» **WHAT THE TASK ASKS**
Reproduce word for word the lines in the records below, starting with the line that contains "last-move-marker — [206, 98, 210, 102]" and going on through the line that contains "coordinate-label: 1 — [70, 156, 72, 159]", with both of those lines included.

>>>

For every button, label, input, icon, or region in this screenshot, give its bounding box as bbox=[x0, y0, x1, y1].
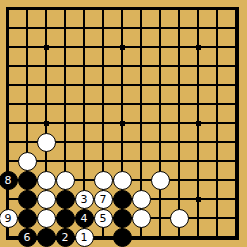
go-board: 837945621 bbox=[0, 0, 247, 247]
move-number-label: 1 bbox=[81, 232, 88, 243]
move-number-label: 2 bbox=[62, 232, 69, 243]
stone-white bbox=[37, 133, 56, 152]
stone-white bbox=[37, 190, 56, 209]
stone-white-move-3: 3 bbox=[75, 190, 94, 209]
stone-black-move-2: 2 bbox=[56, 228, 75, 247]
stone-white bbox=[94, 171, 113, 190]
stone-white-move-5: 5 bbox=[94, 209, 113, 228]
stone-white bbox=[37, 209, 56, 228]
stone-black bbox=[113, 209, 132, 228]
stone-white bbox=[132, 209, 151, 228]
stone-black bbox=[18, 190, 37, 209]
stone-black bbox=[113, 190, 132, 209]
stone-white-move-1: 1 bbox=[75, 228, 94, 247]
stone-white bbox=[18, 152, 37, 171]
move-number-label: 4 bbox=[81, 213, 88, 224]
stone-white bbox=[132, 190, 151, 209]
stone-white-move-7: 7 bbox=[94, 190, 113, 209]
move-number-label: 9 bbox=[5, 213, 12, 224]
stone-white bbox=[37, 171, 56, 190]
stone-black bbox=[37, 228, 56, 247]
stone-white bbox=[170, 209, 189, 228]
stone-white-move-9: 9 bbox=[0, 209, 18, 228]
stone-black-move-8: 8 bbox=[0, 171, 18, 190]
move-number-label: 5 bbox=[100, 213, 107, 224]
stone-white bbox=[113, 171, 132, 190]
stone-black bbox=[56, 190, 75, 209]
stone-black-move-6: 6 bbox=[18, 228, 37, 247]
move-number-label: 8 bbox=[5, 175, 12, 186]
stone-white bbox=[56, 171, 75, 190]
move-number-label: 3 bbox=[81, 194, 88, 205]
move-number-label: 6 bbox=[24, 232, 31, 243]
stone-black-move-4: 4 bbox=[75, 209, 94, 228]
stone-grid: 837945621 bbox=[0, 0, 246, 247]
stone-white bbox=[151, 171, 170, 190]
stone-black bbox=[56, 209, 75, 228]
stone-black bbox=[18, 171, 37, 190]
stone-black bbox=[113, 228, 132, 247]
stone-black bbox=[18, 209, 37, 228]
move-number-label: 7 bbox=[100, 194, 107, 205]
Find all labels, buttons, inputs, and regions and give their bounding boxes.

<<<
>>>

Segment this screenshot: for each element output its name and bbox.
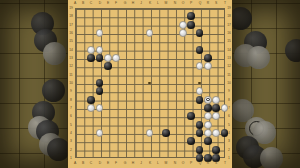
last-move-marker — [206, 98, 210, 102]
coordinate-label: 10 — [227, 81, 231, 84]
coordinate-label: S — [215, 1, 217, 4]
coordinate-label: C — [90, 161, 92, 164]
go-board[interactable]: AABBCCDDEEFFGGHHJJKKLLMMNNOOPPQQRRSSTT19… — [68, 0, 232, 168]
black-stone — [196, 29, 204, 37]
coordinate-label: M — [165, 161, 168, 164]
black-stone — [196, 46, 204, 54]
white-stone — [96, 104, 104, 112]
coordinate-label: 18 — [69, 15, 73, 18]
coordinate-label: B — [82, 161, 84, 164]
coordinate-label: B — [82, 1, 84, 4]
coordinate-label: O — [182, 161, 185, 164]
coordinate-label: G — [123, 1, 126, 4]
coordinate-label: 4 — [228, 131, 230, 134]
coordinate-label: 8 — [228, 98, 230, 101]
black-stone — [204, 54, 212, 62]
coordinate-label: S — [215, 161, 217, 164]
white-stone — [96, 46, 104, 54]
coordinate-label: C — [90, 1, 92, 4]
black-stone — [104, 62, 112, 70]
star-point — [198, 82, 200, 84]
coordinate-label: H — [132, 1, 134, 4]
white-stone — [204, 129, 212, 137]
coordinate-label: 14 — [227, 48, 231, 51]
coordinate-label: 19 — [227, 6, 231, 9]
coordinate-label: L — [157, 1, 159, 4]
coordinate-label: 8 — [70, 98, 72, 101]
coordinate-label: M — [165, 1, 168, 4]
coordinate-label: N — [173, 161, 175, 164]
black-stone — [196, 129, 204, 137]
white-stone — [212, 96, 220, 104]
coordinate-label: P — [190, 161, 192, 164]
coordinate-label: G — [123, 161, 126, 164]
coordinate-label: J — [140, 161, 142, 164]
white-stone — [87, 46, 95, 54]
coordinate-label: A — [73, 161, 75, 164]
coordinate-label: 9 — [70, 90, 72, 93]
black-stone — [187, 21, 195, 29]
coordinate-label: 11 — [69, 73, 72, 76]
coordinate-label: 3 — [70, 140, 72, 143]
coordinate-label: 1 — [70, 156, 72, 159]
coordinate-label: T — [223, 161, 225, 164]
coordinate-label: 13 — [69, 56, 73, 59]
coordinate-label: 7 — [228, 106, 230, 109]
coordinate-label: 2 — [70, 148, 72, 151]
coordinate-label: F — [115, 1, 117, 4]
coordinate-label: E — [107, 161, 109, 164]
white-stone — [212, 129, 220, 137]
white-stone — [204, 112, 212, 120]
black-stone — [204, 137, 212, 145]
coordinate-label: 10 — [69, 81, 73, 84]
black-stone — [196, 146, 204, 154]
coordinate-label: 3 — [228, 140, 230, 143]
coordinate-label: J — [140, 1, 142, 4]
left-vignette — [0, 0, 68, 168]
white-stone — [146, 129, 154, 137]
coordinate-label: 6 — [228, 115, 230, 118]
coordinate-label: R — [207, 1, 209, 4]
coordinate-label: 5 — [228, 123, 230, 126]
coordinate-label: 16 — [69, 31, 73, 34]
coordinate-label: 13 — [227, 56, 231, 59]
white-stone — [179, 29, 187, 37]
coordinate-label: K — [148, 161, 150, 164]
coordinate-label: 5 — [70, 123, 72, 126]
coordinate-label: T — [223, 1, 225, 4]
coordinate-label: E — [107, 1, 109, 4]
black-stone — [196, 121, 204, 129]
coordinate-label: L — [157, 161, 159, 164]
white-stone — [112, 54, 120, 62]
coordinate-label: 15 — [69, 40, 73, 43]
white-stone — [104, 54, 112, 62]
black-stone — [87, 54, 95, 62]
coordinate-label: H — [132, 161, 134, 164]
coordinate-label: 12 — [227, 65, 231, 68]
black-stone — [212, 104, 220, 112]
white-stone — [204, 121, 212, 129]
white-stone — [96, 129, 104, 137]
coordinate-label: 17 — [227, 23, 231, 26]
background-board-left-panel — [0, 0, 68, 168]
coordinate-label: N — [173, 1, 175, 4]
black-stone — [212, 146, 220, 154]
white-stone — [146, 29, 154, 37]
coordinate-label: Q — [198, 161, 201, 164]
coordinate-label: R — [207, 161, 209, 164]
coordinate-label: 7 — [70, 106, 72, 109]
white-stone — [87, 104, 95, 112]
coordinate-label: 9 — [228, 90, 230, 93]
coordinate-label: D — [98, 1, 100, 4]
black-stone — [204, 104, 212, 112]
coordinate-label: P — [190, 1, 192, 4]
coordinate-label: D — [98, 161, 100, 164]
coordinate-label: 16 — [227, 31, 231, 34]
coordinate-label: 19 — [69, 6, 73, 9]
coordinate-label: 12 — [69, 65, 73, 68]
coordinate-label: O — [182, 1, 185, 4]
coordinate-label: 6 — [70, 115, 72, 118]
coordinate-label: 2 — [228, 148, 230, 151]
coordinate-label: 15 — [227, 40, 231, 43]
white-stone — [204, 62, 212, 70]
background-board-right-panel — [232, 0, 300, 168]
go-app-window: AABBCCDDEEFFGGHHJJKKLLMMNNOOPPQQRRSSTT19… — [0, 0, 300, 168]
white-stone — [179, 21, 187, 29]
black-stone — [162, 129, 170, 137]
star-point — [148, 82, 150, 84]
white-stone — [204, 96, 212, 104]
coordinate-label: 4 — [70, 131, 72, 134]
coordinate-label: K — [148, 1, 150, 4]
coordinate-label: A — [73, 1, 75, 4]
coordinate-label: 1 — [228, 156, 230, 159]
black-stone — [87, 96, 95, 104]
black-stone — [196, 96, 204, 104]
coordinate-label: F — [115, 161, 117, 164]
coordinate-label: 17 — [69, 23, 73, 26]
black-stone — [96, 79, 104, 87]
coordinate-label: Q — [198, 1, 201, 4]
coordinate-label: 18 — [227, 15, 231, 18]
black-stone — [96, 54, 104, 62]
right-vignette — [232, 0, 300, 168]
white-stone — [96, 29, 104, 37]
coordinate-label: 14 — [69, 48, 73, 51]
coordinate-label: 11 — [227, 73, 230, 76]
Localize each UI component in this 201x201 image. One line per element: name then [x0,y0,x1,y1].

<<<

» **SOLVED PROBLEM**
last-move-marker — [206, 98, 210, 102]
coordinate-label: 10 — [227, 81, 231, 84]
coordinate-label: S — [215, 1, 217, 4]
coordinate-label: C — [90, 161, 92, 164]
go-board[interactable]: AABBCCDDEEFFGGHHJJKKLLMMNNOOPPQQRRSSTT19… — [68, 0, 232, 168]
black-stone — [196, 29, 204, 37]
coordinate-label: M — [165, 161, 168, 164]
black-stone — [196, 46, 204, 54]
white-stone — [96, 104, 104, 112]
coordinate-label: 18 — [69, 15, 73, 18]
coordinate-label: B — [82, 161, 84, 164]
coordinate-label: B — [82, 1, 84, 4]
coordinate-label: O — [182, 161, 185, 164]
coordinate-label: G — [123, 1, 126, 4]
coordinate-label: 4 — [228, 131, 230, 134]
coordinate-label: 8 — [228, 98, 230, 101]
black-stone — [204, 54, 212, 62]
coordinate-label: S — [215, 161, 217, 164]
white-stone — [96, 46, 104, 54]
coordinate-label: C — [90, 1, 92, 4]
black-stone — [104, 62, 112, 70]
star-point — [198, 82, 200, 84]
coordinate-label: H — [132, 1, 134, 4]
white-stone — [204, 129, 212, 137]
coordinate-label: 14 — [227, 48, 231, 51]
coordinate-label: 19 — [227, 6, 231, 9]
coordinate-label: L — [157, 1, 159, 4]
coordinate-label: 8 — [70, 98, 72, 101]
coordinate-label: M — [165, 1, 168, 4]
coordinate-label: N — [173, 161, 175, 164]
black-stone — [196, 129, 204, 137]
white-stone — [212, 96, 220, 104]
coordinate-label: P — [190, 161, 192, 164]
coordinate-label: G — [123, 161, 126, 164]
coordinate-label: J — [140, 161, 142, 164]
white-stone — [87, 46, 95, 54]
coordinate-label: A — [73, 161, 75, 164]
coordinate-label: 9 — [70, 90, 72, 93]
black-stone — [187, 21, 195, 29]
coordinate-label: 11 — [69, 73, 72, 76]
coordinate-label: 3 — [70, 140, 72, 143]
coordinate-label: 1 — [70, 156, 72, 159]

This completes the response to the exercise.